◆ What this task involves:
Write out exactly the lines from the one with "OCR this image." through the last line. Pictures stay out.
[begin Excerpted data]
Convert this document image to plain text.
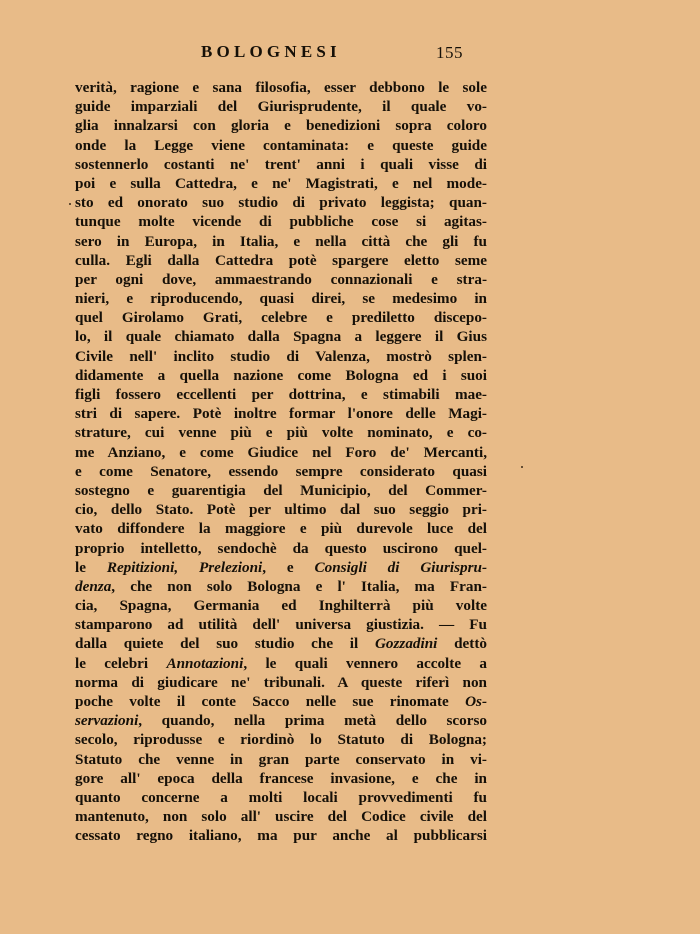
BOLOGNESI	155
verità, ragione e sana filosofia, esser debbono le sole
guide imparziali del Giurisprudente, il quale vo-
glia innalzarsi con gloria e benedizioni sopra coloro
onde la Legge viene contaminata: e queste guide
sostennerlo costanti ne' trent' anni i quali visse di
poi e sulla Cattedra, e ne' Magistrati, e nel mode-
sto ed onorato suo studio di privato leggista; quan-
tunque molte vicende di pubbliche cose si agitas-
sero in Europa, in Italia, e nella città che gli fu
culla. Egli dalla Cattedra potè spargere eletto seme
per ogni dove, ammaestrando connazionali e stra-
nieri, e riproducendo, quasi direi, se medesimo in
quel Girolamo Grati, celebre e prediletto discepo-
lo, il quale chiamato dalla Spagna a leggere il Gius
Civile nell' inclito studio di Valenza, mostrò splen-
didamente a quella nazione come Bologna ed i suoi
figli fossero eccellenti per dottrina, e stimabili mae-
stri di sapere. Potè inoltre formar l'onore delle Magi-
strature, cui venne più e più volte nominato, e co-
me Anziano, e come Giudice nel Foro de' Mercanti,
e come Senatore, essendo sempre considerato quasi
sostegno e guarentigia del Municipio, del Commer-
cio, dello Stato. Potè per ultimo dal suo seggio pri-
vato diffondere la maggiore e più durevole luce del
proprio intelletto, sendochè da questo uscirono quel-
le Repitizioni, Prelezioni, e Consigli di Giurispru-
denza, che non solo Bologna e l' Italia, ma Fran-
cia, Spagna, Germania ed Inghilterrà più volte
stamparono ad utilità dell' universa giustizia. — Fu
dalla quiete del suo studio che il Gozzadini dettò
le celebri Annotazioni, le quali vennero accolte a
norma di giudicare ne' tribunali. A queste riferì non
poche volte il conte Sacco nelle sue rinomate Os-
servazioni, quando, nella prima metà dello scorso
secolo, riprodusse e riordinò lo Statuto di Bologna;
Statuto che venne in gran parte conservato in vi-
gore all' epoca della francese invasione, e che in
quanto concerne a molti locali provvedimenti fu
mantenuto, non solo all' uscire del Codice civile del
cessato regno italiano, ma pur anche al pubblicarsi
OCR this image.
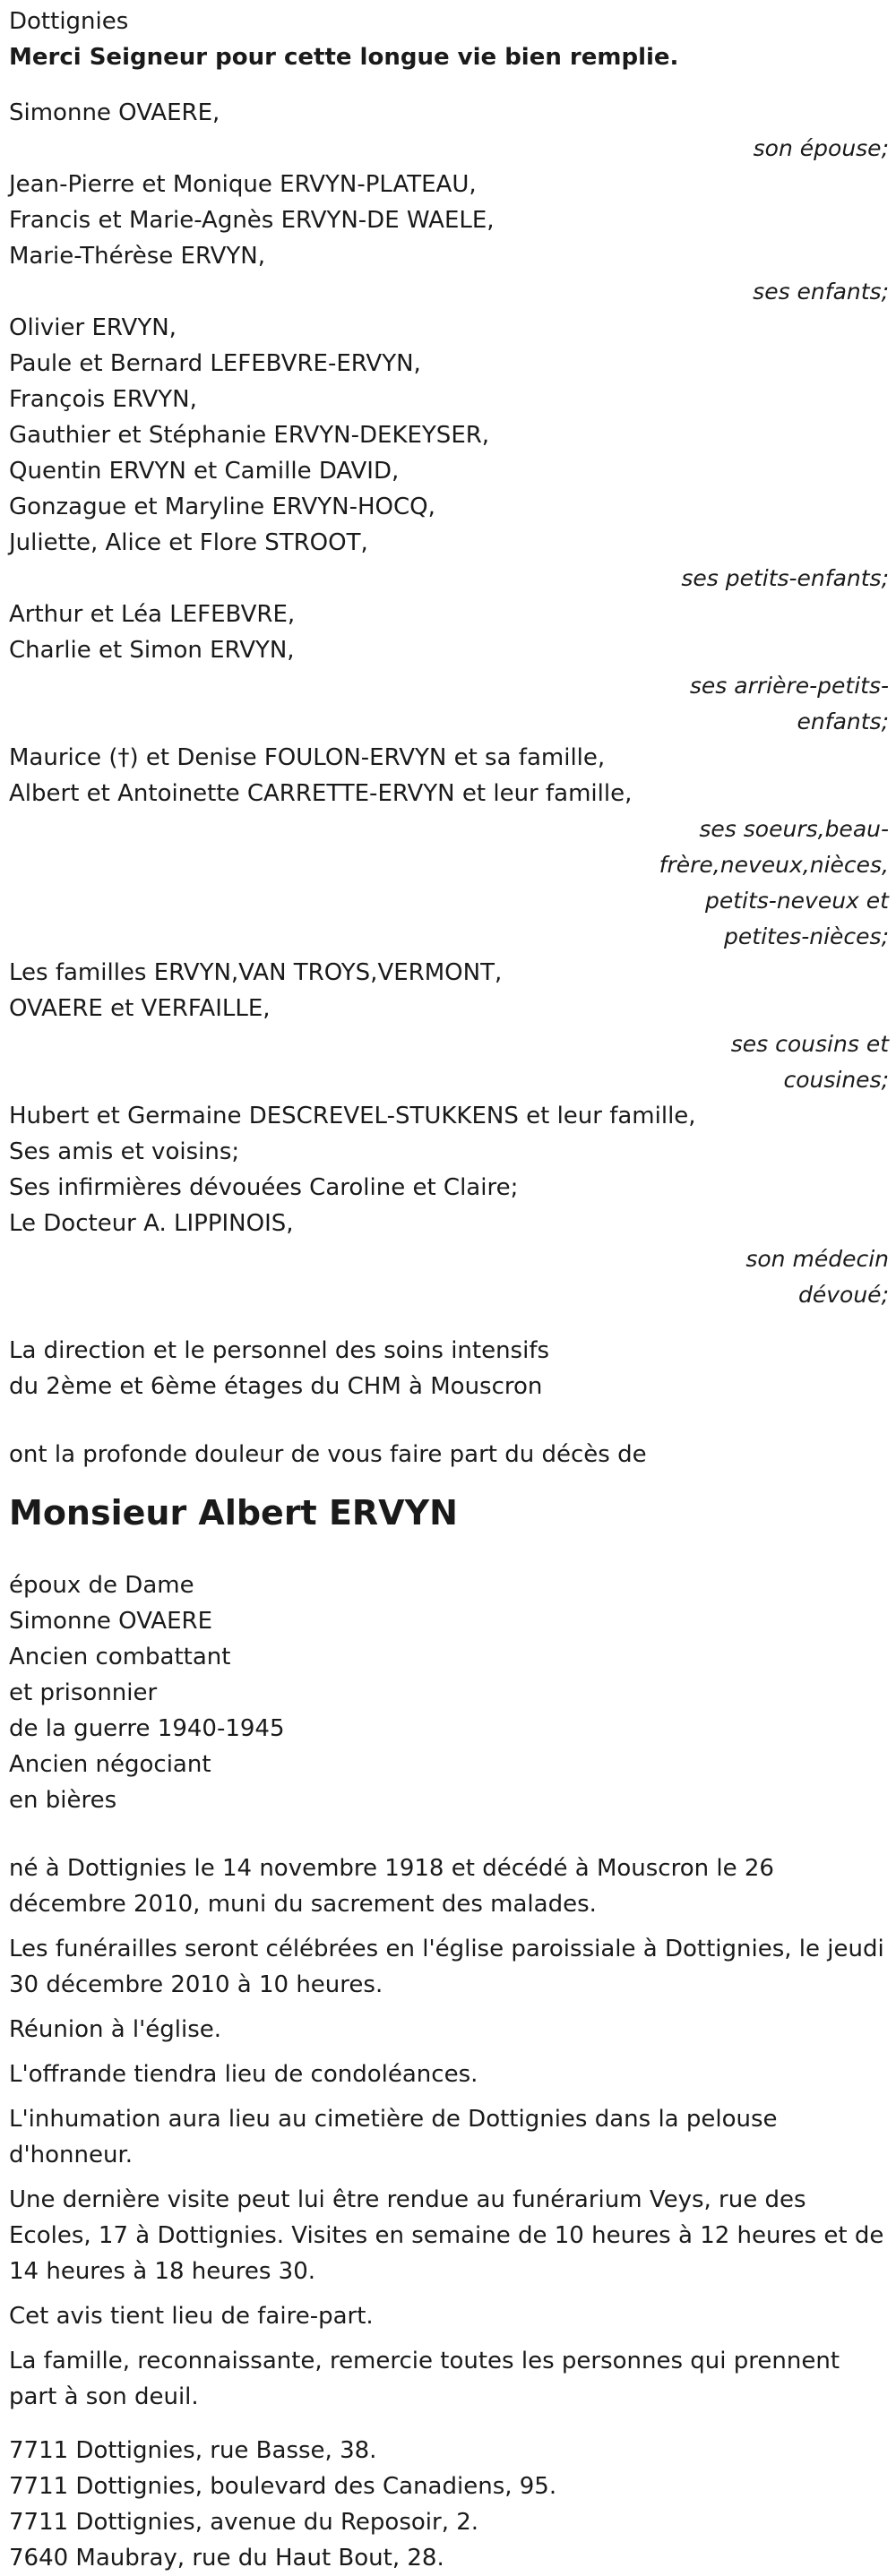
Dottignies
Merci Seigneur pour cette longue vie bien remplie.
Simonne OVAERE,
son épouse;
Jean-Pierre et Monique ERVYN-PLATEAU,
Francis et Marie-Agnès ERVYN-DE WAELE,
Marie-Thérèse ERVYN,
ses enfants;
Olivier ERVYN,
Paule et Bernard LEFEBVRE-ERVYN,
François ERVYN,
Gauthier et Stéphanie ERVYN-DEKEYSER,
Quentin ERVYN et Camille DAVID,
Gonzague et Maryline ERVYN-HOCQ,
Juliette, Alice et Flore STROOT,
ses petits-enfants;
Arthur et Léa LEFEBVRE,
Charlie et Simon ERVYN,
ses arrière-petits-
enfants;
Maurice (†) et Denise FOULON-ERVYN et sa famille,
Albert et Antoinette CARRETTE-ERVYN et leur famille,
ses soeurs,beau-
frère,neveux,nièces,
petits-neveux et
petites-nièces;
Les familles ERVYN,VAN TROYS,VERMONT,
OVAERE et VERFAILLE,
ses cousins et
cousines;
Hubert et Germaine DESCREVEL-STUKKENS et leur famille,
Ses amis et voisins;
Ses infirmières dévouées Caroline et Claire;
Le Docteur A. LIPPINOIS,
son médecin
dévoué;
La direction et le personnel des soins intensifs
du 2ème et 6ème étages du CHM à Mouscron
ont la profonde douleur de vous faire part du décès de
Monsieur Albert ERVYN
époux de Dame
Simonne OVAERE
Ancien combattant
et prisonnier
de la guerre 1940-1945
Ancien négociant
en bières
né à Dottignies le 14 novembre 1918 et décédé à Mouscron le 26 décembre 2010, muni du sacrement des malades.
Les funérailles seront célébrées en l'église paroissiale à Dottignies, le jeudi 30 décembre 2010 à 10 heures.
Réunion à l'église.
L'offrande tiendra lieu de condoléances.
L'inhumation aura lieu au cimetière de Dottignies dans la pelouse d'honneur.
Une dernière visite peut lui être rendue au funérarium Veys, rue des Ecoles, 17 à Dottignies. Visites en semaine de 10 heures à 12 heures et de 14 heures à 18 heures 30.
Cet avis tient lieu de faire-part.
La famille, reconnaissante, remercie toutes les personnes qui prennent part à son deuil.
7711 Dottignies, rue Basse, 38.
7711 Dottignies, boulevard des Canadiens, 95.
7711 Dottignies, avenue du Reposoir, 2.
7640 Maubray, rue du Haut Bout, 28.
[end Excerpted data]
◆ Output for this exercise:
OCR this image.
Dottignies
Merci Seigneur pour cette longue vie bien remplie.
Simonne OVAERE,
son épouse;
Jean-Pierre et Monique ERVYN-PLATEAU,
Francis et Marie-Agnès ERVYN-DE WAELE,
Marie-Thérèse ERVYN,
ses enfants;
Olivier ERVYN,
Paule et Bernard LEFEBVRE-ERVYN,
François ERVYN,
Gauthier et Stéphanie ERVYN-DEKEYSER,
Quentin ERVYN et Camille DAVID,
Gonzague et Maryline ERVYN-HOCQ,
Juliette, Alice et Flore STROOT,
ses petits-enfants;
Arthur et Léa LEFEBVRE,
Charlie et Simon ERVYN,
ses arrière-petits-
enfants;
Maurice (†) et Denise FOULON-ERVYN et sa famille,
Albert et Antoinette CARRETTE-ERVYN et leur famille,
ses soeurs,beau-
frère,neveux,nièces,
petits-neveux et
petites-nièces;
Les familles ERVYN,VAN TROYS,VERMONT,
OVAERE et VERFAILLE,
ses cousins et
cousines;
Hubert et Germaine DESCREVEL-STUKKENS et leur famille,
Ses amis et voisins;
Ses infirmières dévouées Caroline et Claire;
Le Docteur A. LIPPINOIS,
son médecin
dévoué;
La direction et le personnel des soins intensifs
du 2ème et 6ème étages du CHM à Mouscron
ont la profonde douleur de vous faire part du décès de
Monsieur Albert ERVYN
époux de Dame
Simonne OVAERE
Ancien combattant
et prisonnier
de la guerre 1940-1945
Ancien négociant
en bières
né à Dottignies le 14 novembre 1918 et décédé à Mouscron le 26 décembre 2010, muni du sacrement des malades.
Les funérailles seront célébrées en l'église paroissiale à Dottignies, le jeudi 30 décembre 2010 à 10 heures.
Réunion à l'église.
L'offrande tiendra lieu de condoléances.
L'inhumation aura lieu au cimetière de Dottignies dans la pelouse d'honneur.
Une dernière visite peut lui être rendue au funérarium Veys, rue des Ecoles, 17 à Dottignies. Visites en semaine de 10 heures à 12 heures et de 14 heures à 18 heures 30.
Cet avis tient lieu de faire-part.
La famille, reconnaissante, remercie toutes les personnes qui prennent part à son deuil.
7711 Dottignies, rue Basse, 38.
7711 Dottignies, boulevard des Canadiens, 95.
7711 Dottignies, avenue du Reposoir, 2.
7640 Maubray, rue du Haut Bout, 28.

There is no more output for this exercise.